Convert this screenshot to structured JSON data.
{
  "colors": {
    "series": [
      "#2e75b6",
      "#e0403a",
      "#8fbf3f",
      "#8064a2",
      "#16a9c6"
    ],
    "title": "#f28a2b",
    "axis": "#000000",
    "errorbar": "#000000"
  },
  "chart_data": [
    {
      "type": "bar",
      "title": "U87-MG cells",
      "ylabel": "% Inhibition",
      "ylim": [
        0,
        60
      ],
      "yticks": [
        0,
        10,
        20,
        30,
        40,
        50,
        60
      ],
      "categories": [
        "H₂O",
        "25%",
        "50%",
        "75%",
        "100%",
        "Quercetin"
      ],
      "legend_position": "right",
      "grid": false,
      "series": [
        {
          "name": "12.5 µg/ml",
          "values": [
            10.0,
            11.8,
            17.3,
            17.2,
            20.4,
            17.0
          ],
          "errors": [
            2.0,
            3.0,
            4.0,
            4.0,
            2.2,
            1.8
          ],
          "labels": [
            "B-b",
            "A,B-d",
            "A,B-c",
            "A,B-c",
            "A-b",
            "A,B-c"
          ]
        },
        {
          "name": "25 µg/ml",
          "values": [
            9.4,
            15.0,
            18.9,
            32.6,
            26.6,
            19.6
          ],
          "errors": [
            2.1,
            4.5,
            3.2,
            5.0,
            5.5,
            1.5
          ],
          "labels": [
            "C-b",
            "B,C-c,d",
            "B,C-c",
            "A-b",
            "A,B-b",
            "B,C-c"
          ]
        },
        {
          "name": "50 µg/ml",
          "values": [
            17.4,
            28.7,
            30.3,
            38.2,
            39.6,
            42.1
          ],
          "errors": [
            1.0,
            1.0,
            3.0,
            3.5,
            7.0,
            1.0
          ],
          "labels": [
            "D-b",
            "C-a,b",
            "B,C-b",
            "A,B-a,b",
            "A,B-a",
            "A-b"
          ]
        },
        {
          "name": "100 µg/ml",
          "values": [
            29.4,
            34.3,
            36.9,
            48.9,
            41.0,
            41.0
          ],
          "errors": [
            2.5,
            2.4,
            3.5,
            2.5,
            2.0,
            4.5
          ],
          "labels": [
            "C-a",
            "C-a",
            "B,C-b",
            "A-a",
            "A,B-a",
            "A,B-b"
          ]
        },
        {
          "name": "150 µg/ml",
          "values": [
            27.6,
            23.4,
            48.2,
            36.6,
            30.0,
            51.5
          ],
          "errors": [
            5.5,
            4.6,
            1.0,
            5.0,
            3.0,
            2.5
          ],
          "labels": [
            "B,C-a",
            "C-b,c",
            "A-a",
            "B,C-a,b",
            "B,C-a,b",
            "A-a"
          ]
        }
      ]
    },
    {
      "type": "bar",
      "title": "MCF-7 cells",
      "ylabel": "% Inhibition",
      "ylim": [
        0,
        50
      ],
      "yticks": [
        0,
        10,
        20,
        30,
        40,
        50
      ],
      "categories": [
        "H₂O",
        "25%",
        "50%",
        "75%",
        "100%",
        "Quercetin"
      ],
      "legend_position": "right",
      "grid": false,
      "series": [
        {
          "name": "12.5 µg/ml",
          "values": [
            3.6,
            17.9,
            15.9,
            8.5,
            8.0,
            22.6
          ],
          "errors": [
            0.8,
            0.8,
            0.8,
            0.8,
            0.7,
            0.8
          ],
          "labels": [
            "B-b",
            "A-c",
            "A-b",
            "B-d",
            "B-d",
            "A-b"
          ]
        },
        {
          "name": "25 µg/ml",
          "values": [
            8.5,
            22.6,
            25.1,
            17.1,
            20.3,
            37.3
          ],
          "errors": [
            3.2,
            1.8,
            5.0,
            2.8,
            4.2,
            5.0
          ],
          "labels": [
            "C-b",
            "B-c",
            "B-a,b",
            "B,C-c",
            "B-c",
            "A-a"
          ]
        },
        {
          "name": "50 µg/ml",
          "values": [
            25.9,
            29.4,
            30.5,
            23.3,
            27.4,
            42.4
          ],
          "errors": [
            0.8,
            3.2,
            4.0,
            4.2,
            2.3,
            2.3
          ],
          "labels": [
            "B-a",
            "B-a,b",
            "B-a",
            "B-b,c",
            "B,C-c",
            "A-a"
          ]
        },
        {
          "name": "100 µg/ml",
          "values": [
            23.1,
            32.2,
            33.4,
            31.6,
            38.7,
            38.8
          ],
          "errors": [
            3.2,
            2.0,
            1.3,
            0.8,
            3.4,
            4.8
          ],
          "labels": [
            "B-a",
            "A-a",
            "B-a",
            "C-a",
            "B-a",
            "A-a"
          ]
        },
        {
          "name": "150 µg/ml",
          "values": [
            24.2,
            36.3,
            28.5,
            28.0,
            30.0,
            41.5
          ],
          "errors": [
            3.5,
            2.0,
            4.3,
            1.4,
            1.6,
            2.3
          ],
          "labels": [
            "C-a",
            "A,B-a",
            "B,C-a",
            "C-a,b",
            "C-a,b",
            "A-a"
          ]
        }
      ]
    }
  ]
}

■ ■ ■ ■

*Problem details:* Every record above must be set down again, word for word.

*Expected answer:*
Convert this screenshot to structured JSON data.
{
  "colors": {
    "series": [
      "#2e75b6",
      "#e0403a",
      "#8fbf3f",
      "#8064a2",
      "#16a9c6"
    ],
    "title": "#f28a2b",
    "axis": "#000000",
    "errorbar": "#000000"
  },
  "chart_data": [
    {
      "type": "bar",
      "title": "U87-MG cells",
      "ylabel": "% Inhibition",
      "ylim": [
        0,
        60
      ],
      "yticks": [
        0,
        10,
        20,
        30,
        40,
        50,
        60
      ],
      "categories": [
        "H₂O",
        "25%",
        "50%",
        "75%",
        "100%",
        "Quercetin"
      ],
      "legend_position": "right",
      "grid": false,
      "series": [
        {
          "name": "12.5 µg/ml",
          "values": [
            10.0,
            11.8,
            17.3,
            17.2,
            20.4,
            17.0
          ],
          "errors": [
            2.0,
            3.0,
            4.0,
            4.0,
            2.2,
            1.8
          ],
          "labels": [
            "B-b",
            "A,B-d",
            "A,B-c",
            "A,B-c",
            "A-b",
            "A,B-c"
          ]
        },
        {
          "name": "25 µg/ml",
          "values": [
            9.4,
            15.0,
            18.9,
            32.6,
            26.6,
            19.6
          ],
          "errors": [
            2.1,
            4.5,
            3.2,
            5.0,
            5.5,
            1.5
          ],
          "labels": [
            "C-b",
            "B,C-c,d",
            "B,C-c",
            "A-b",
            "A,B-b",
            "B,C-c"
          ]
        },
        {
          "name": "50 µg/ml",
          "values": [
            17.4,
            28.7,
            30.3,
            38.2,
            39.6,
            42.1
          ],
          "errors": [
            1.0,
            1.0,
            3.0,
            3.5,
            7.0,
            1.0
          ],
          "labels": [
            "D-b",
            "C-a,b",
            "B,C-b",
            "A,B-a,b",
            "A,B-a",
            "A-b"
          ]
        },
        {
          "name": "100 µg/ml",
          "values": [
            29.4,
            34.3,
            36.9,
            48.9,
            41.0,
            41.0
          ],
          "errors": [
            2.5,
            2.4,
            3.5,
            2.5,
            2.0,
            4.5
          ],
          "labels": [
            "C-a",
            "C-a",
            "B,C-b",
            "A-a",
            "A,B-a",
            "A,B-b"
          ]
        },
        {
          "name": "150 µg/ml",
          "values": [
            27.6,
            23.4,
            48.2,
            36.6,
            30.0,
            51.5
          ],
          "errors": [
            5.5,
            4.6,
            1.0,
            5.0,
            3.0,
            2.5
          ],
          "labels": [
            "B,C-a",
            "C-b,c",
            "A-a",
            "B,C-a,b",
            "B,C-a,b",
            "A-a"
          ]
        }
      ]
    },
    {
      "type": "bar",
      "title": "MCF-7 cells",
      "ylabel": "% Inhibition",
      "ylim": [
        0,
        50
      ],
      "yticks": [
        0,
        10,
        20,
        30,
        40,
        50
      ],
      "categories": [
        "H₂O",
        "25%",
        "50%",
        "75%",
        "100%",
        "Quercetin"
      ],
      "legend_position": "right",
      "grid": false,
      "series": [
        {
          "name": "12.5 µg/ml",
          "values": [
            3.6,
            17.9,
            15.9,
            8.5,
            8.0,
            22.6
          ],
          "errors": [
            0.8,
            0.8,
            0.8,
            0.8,
            0.7,
            0.8
          ],
          "labels": [
            "B-b",
            "A-c",
            "A-b",
            "B-d",
            "B-d",
            "A-b"
          ]
        },
        {
          "name": "25 µg/ml",
          "values": [
            8.5,
            22.6,
            25.1,
            17.1,
            20.3,
            37.3
          ],
          "errors": [
            3.2,
            1.8,
            5.0,
            2.8,
            4.2,
            5.0
          ],
          "labels": [
            "C-b",
            "B-c",
            "B-a,b",
            "B,C-c",
            "B-c",
            "A-a"
          ]
        },
        {
          "name": "50 µg/ml",
          "values": [
            25.9,
            29.4,
            30.5,
            23.3,
            27.4,
            42.4
          ],
          "errors": [
            0.8,
            3.2,
            4.0,
            4.2,
            2.3,
            2.3
          ],
          "labels": [
            "B-a",
            "B-a,b",
            "B-a",
            "B-b,c",
            "B,C-c",
            "A-a"
          ]
        },
        {
          "name": "100 µg/ml",
          "values": [
            23.1,
            32.2,
            33.4,
            31.6,
            38.7,
            38.8
          ],
          "errors": [
            3.2,
            2.0,
            1.3,
            0.8,
            3.4,
            4.8
          ],
          "labels": [
            "B-a",
            "A-a",
            "B-a",
            "C-a",
            "B-a",
            "A-a"
          ]
        },
        {
          "name": "150 µg/ml",
          "values": [
            24.2,
            36.3,
            28.5,
            28.0,
            30.0,
            41.5
          ],
          "errors": [
            3.5,
            2.0,
            4.3,
            1.4,
            1.6,
            2.3
          ],
          "labels": [
            "C-a",
            "A,B-a",
            "B,C-a",
            "C-a,b",
            "C-a,b",
            "A-a"
          ]
        }
      ]
    }
  ]
}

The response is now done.